### EXCERPTED TEXT
This is another update in my continuing quest to build a lightweight and durable pochade box and mast system in carbon fiber.
I would first like to preface this post with the statement that I am not an expert in working with carbon fiber and, the truth is, I have no idea what I’m doing. When I was a teenager, I tried to make a skimboard out of fiberglass. While my project wasn’t all that successful, I did learn how to work with the resin and fabric composite system which is common to both fiberglass and carbon fiber. My recent foray was guided by that single experience 30 years prior, combined with online research and a few YouTube videos. This should in no way be taken as an expert guide on building painting equipment with carbon fiber, and there are almost certainly much better ways of doing this.
That said, I do now have a few working pochade boxes and a large format plein air easel, so I wanted to show how I did it. And with that in mind, here are all the parts I used for my box:
Materials for a DIY carbon fiber pochade box
Foam mold I cut for the box shape.
Purchased pre-made carbon fiber reinforcements and wood slats for extra strength at the mast-hook and hinges.
Nomex honeycomb for rigidity.
Carbon fiber twill.
Epoxy resin (not shown).
And the method I used: First I covered my cut foam mold with released film.
Step 1: Foam mold covered with release film
Then I taped the wood veneer in place.
Step 2: Wood veneer taped around mold.
Next I brushed on epoxy and wrapped it with a couple of layers of carbon fiber. I added extra layers of carbon fiber, as well as the pre-made carbon fiber bits and wood slats in sensitive areas, such as where it hooks to the mast and where the hinges would go, respectively. (I didn’t photograph this stage).
Then I wrapped the Nomex honeycomb cardboard around that.
Step 4: Nomex honeycomb wrapped around the first two layers of carbon fiber.
Next I added final layers of carbon fiber (and epoxy), wrapped it with perforated release film and breather cloth, and and stuck it all in a vacuum bag.

### STORED ROWS
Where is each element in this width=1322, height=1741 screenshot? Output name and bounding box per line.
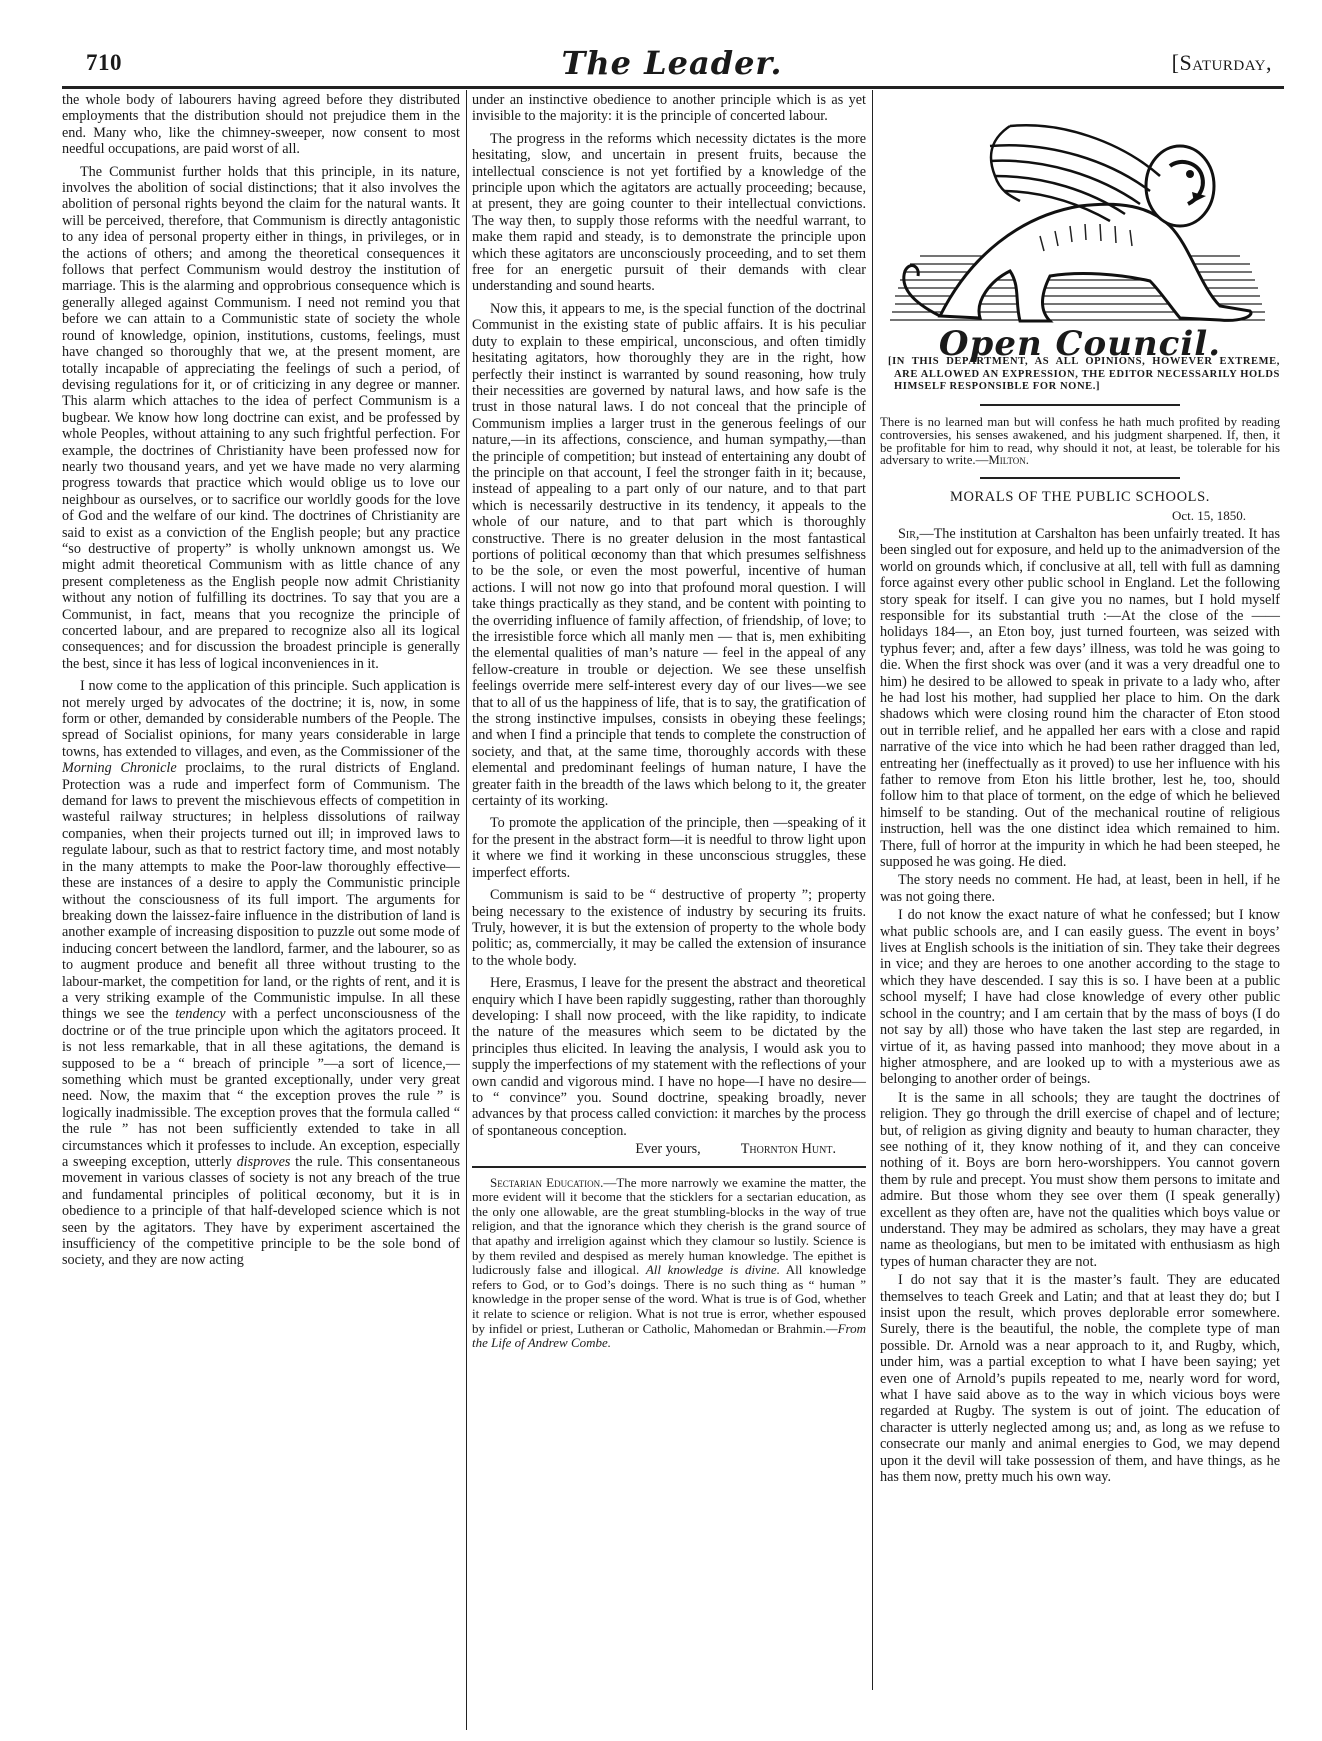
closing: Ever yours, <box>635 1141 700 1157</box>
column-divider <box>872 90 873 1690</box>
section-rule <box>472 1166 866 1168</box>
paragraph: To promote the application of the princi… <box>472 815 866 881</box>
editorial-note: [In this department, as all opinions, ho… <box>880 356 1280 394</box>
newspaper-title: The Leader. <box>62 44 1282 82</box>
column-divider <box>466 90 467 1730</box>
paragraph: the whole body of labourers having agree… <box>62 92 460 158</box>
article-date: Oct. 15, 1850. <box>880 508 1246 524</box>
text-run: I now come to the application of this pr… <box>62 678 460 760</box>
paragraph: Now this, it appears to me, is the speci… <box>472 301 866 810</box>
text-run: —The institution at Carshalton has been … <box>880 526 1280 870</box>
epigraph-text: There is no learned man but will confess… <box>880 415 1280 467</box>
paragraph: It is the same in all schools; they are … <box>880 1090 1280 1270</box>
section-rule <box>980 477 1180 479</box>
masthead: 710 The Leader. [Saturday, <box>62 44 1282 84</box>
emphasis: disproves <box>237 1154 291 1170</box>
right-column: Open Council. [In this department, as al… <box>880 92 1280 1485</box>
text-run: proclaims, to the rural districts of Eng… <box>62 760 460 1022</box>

### STATED TASK
Summarize the post on building a carbon fiber pochade box in three sentences.

### COMPLETE ANSWER
The author, who is not an expert in carbon fiber, describes building a lightweight, durable pochade box based on a teenage attempt at a fiberglass skimboard, online research, and YouTube videos. The materials were a cut foam mold, pre-made carbon fiber reinforcements and wood slats, Nomex honeycomb, carbon fiber twill, and epoxy resin. The mold was covered with release film and wood veneer, then wrapped in layers of epoxy and carbon fiber with reinforcement at the mast hook and hinges, then Nomex honeycomb and more carbon fiber, and finally perforated release film and breather cloth before going into a vacuum bag.